• **What you should do**
Copy out the records below word for word, starting from the line with "point bbox=[448, 438, 456, 447]" and continuing up to and including the line with "point bbox=[273, 409, 281, 418]". Give only those lines.

• **Data for this exercise**
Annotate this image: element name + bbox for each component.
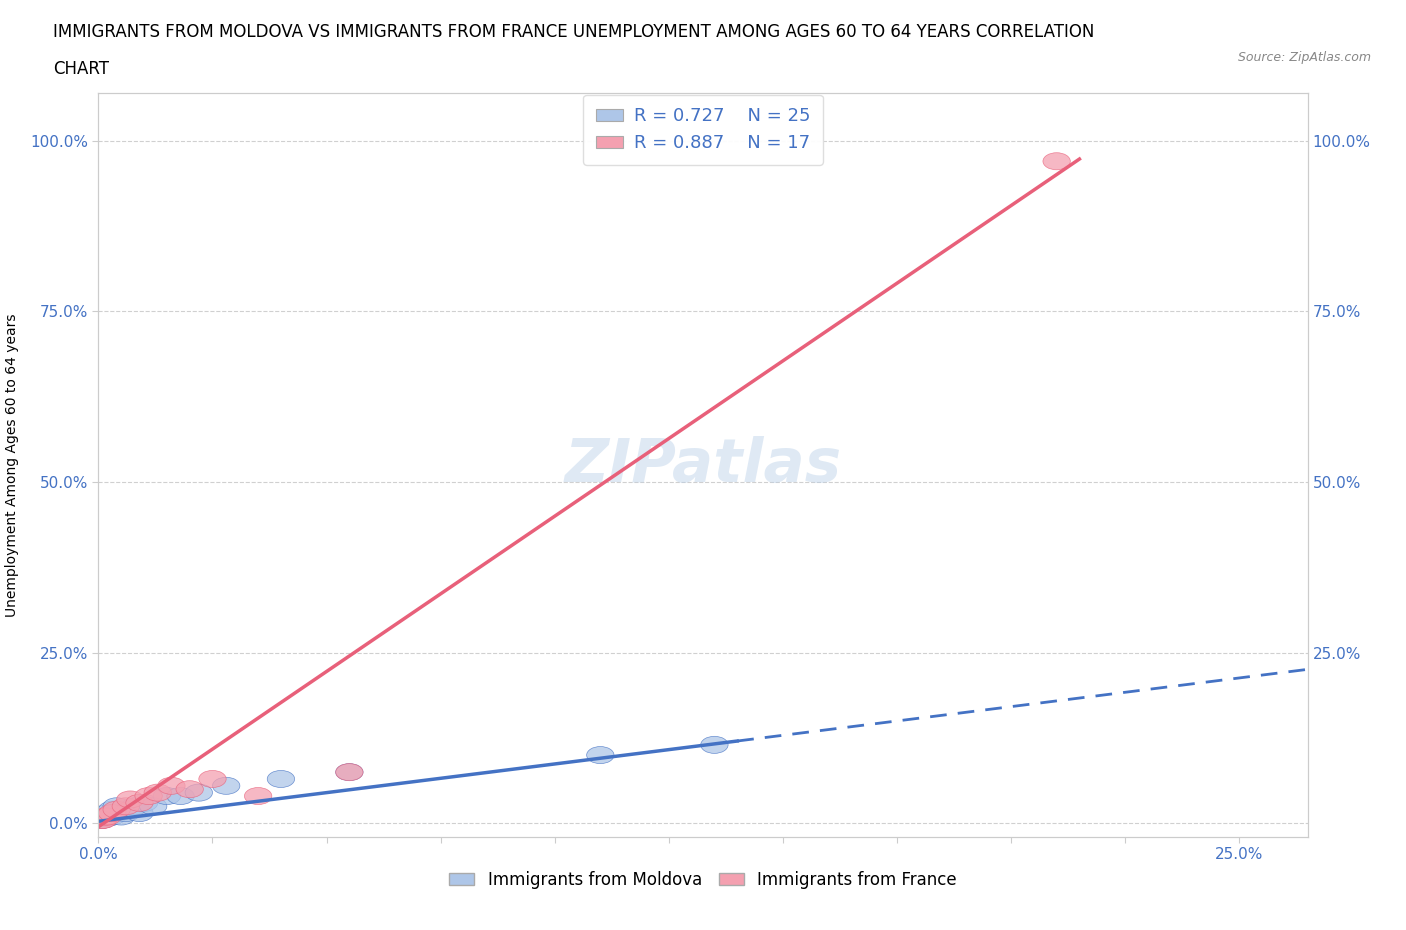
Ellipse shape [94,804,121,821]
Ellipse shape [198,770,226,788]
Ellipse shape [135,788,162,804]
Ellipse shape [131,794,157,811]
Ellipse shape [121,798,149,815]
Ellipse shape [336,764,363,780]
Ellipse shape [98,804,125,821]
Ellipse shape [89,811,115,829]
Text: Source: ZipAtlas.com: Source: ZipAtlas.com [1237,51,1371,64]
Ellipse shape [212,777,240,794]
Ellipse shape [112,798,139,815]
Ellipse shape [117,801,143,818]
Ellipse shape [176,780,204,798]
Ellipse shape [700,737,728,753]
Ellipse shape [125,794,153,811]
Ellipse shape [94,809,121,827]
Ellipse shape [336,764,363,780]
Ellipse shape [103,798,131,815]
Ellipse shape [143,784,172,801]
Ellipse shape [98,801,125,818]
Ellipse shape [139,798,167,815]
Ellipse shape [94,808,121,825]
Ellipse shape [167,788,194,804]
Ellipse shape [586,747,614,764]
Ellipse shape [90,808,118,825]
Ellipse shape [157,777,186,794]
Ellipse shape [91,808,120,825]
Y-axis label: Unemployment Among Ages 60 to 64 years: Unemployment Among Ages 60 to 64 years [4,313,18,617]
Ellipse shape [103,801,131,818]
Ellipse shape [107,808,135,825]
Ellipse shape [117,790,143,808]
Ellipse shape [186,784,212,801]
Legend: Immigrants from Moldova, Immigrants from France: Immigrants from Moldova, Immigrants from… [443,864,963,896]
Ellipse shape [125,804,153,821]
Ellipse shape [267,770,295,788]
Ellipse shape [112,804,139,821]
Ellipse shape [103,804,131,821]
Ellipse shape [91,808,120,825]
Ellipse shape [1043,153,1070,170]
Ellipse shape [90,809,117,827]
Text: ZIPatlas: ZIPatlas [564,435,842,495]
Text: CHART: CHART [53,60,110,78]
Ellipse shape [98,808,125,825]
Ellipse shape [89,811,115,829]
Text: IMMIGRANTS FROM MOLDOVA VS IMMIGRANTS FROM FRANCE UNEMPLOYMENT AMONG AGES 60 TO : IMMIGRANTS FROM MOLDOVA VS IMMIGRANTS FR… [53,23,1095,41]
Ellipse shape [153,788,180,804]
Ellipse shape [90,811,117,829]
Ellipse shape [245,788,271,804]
==
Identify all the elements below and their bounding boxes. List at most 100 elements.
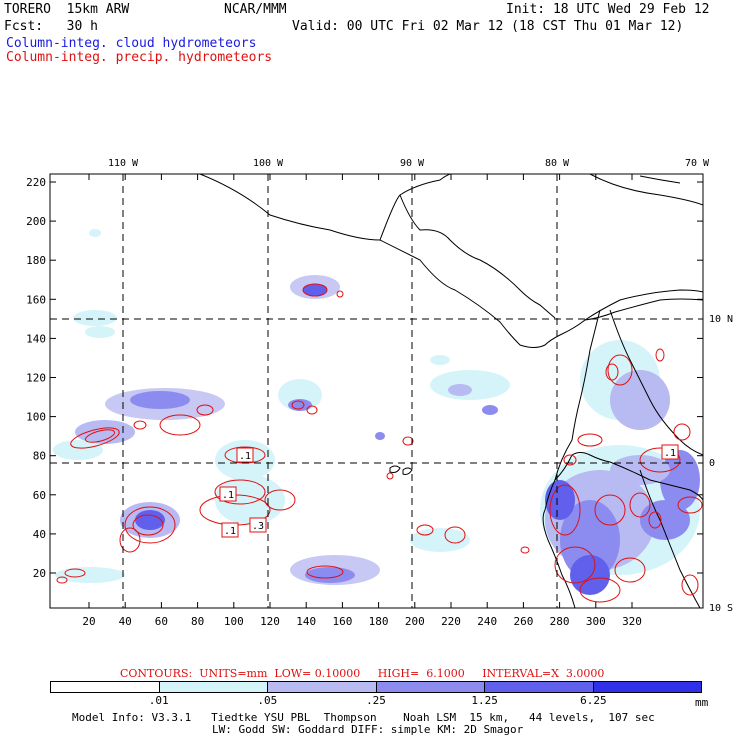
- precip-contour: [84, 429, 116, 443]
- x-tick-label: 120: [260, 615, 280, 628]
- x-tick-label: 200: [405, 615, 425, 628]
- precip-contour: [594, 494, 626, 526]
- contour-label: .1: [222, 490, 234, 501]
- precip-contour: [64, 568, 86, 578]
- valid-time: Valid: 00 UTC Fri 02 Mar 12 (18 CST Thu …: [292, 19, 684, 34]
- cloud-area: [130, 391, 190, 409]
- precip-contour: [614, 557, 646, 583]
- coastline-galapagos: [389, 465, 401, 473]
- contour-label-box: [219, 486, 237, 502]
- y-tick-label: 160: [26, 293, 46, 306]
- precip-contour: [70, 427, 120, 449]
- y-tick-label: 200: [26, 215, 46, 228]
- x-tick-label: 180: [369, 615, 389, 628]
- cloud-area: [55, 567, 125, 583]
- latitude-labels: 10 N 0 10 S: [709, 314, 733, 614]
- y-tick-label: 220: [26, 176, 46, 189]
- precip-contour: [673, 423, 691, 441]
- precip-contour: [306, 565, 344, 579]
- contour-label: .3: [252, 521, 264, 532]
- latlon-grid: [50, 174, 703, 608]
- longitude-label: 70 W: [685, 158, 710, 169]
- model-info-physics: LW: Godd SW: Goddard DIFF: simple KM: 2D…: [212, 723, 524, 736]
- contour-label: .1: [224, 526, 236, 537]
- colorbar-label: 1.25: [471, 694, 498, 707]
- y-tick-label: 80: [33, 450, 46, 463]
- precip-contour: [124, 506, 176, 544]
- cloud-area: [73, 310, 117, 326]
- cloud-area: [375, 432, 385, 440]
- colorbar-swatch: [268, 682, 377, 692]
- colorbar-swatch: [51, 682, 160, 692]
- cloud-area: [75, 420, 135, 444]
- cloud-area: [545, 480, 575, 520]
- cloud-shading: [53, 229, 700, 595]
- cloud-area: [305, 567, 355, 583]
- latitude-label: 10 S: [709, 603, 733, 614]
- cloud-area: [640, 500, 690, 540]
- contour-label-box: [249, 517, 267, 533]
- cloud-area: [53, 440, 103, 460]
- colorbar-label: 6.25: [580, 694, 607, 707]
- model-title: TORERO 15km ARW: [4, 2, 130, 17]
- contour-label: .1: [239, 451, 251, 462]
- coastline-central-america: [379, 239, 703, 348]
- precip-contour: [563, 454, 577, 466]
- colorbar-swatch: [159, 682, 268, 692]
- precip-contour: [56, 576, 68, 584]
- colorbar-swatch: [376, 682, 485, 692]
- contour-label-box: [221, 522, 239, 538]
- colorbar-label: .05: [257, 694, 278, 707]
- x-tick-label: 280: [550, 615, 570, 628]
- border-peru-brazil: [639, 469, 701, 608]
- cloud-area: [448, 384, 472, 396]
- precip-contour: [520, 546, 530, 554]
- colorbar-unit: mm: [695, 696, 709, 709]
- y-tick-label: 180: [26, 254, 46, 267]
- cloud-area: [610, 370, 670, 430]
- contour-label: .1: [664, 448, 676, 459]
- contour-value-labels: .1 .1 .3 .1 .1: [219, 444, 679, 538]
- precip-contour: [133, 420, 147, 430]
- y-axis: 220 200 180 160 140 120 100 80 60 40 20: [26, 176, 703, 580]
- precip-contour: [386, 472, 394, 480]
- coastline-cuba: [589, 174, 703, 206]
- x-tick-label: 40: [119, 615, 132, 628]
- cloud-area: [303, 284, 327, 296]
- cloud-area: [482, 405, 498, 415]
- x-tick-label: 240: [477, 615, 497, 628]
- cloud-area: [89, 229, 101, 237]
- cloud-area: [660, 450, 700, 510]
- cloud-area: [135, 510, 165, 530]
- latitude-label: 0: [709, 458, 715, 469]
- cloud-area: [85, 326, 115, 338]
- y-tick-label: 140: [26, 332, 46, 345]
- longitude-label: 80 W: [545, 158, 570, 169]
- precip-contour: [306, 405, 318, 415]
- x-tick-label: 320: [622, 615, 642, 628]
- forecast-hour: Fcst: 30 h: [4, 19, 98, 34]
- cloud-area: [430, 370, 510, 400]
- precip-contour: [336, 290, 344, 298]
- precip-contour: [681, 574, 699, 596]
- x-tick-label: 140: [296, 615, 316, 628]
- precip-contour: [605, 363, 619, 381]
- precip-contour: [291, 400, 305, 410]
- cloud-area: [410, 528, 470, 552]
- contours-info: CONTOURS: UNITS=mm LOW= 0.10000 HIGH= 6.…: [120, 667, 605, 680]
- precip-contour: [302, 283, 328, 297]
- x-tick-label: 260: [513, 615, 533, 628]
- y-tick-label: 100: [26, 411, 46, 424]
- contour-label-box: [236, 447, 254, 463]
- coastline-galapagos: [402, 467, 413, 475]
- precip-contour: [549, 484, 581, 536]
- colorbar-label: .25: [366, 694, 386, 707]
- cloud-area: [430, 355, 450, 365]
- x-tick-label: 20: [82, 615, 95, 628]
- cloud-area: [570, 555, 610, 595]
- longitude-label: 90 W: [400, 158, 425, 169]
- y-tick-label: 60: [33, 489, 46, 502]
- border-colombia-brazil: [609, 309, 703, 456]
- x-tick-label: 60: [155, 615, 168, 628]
==
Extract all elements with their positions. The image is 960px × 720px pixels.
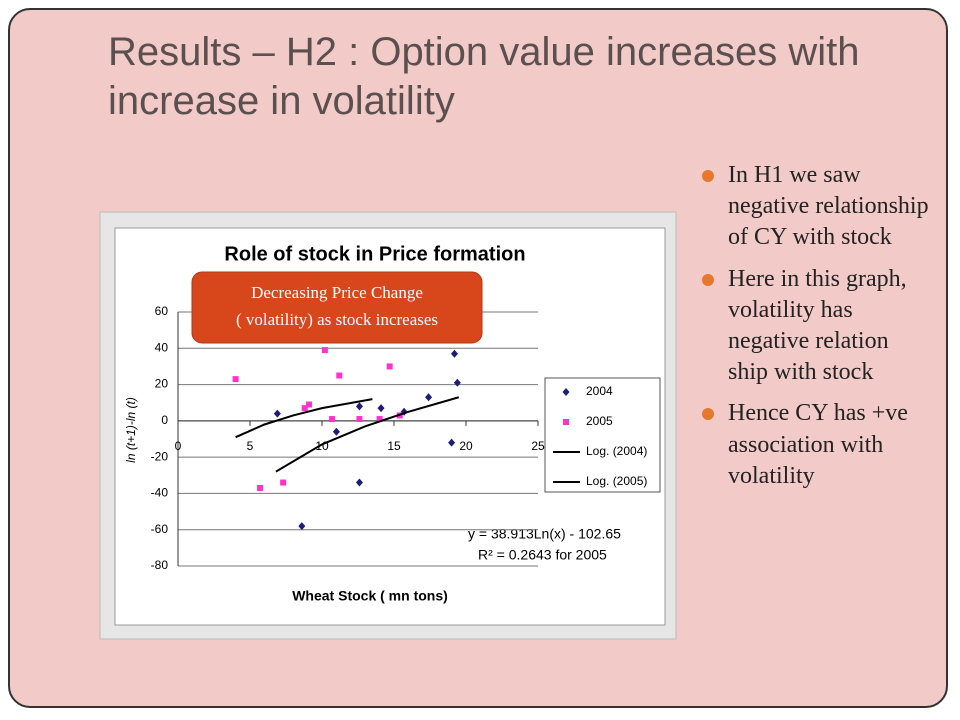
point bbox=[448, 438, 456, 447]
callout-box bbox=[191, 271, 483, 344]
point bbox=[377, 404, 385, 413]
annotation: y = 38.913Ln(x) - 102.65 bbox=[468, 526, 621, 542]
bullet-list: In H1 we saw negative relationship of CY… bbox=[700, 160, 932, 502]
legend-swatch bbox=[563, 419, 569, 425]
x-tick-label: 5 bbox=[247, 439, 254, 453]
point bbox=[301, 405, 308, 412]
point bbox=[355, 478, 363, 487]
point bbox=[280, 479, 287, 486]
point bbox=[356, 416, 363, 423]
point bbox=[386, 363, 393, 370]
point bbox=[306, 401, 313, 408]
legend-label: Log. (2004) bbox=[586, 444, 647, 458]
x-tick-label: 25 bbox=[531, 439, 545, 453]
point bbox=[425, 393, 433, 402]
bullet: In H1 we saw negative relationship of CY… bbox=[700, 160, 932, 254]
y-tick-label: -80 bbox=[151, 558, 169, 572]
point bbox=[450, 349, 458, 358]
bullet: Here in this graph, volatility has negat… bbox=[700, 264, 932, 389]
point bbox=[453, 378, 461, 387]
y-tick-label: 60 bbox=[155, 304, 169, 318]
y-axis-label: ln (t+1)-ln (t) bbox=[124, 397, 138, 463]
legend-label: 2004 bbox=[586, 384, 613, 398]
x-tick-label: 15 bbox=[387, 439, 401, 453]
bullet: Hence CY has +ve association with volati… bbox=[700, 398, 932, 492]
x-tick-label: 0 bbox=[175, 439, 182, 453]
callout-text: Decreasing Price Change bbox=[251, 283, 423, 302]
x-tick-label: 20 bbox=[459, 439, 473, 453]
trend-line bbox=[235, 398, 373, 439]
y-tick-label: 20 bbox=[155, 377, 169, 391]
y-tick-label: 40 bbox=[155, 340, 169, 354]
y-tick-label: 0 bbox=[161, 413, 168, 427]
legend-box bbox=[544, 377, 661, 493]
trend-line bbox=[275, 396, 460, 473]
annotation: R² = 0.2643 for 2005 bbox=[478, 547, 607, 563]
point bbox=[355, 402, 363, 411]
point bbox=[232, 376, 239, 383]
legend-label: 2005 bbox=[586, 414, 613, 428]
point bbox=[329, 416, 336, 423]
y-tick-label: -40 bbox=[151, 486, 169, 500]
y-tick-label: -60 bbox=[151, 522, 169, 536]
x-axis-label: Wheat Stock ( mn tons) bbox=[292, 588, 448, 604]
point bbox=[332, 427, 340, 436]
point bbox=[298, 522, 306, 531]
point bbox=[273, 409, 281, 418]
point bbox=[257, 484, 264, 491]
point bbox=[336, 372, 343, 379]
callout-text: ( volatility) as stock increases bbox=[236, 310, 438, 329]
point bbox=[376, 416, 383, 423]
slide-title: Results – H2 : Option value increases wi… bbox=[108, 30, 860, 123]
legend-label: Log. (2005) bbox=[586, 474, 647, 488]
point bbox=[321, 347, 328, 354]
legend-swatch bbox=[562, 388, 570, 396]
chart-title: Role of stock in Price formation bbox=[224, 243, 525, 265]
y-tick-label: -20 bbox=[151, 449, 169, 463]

• **Full solution**
point bbox=[448, 438, 456, 447]
callout-box bbox=[191, 271, 483, 344]
point bbox=[377, 404, 385, 413]
annotation: y = 38.913Ln(x) - 102.65 bbox=[468, 526, 621, 542]
bullet-list: In H1 we saw negative relationship of CY… bbox=[700, 160, 932, 502]
legend-swatch bbox=[563, 419, 569, 425]
x-tick-label: 5 bbox=[247, 439, 254, 453]
point bbox=[301, 405, 308, 412]
point bbox=[355, 478, 363, 487]
point bbox=[280, 479, 287, 486]
point bbox=[356, 416, 363, 423]
point bbox=[386, 363, 393, 370]
point bbox=[306, 401, 313, 408]
legend-label: Log. (2004) bbox=[586, 444, 647, 458]
x-tick-label: 25 bbox=[531, 439, 545, 453]
point bbox=[425, 393, 433, 402]
bullet: In H1 we saw negative relationship of CY… bbox=[700, 160, 932, 254]
y-tick-label: -80 bbox=[151, 558, 169, 572]
point bbox=[450, 349, 458, 358]
bullet: Here in this graph, volatility has negat… bbox=[700, 264, 932, 389]
point bbox=[453, 378, 461, 387]
y-tick-label: 60 bbox=[155, 304, 169, 318]
y-axis-label: ln (t+1)-ln (t) bbox=[124, 397, 138, 463]
legend-label: 2004 bbox=[586, 384, 613, 398]
x-tick-label: 15 bbox=[387, 439, 401, 453]
bullet: Hence CY has +ve association with volati… bbox=[700, 398, 932, 492]
x-tick-label: 0 bbox=[175, 439, 182, 453]
callout-text: Decreasing Price Change bbox=[251, 283, 423, 302]
x-tick-label: 20 bbox=[459, 439, 473, 453]
trend-line bbox=[235, 398, 373, 439]
y-tick-label: 20 bbox=[155, 377, 169, 391]
y-tick-label: 40 bbox=[155, 340, 169, 354]
y-tick-label: 0 bbox=[161, 413, 168, 427]
legend-box bbox=[544, 377, 661, 493]
trend-line bbox=[275, 396, 460, 473]
annotation: R² = 0.2643 for 2005 bbox=[478, 547, 607, 563]
point bbox=[355, 402, 363, 411]
point bbox=[232, 376, 239, 383]
legend-label: 2005 bbox=[586, 414, 613, 428]
point bbox=[329, 416, 336, 423]
y-tick-label: -40 bbox=[151, 486, 169, 500]
y-tick-label: -60 bbox=[151, 522, 169, 536]
x-axis-label: Wheat Stock ( mn tons) bbox=[292, 588, 448, 604]
point bbox=[332, 427, 340, 436]
point bbox=[298, 522, 306, 531]
point bbox=[273, 409, 281, 418]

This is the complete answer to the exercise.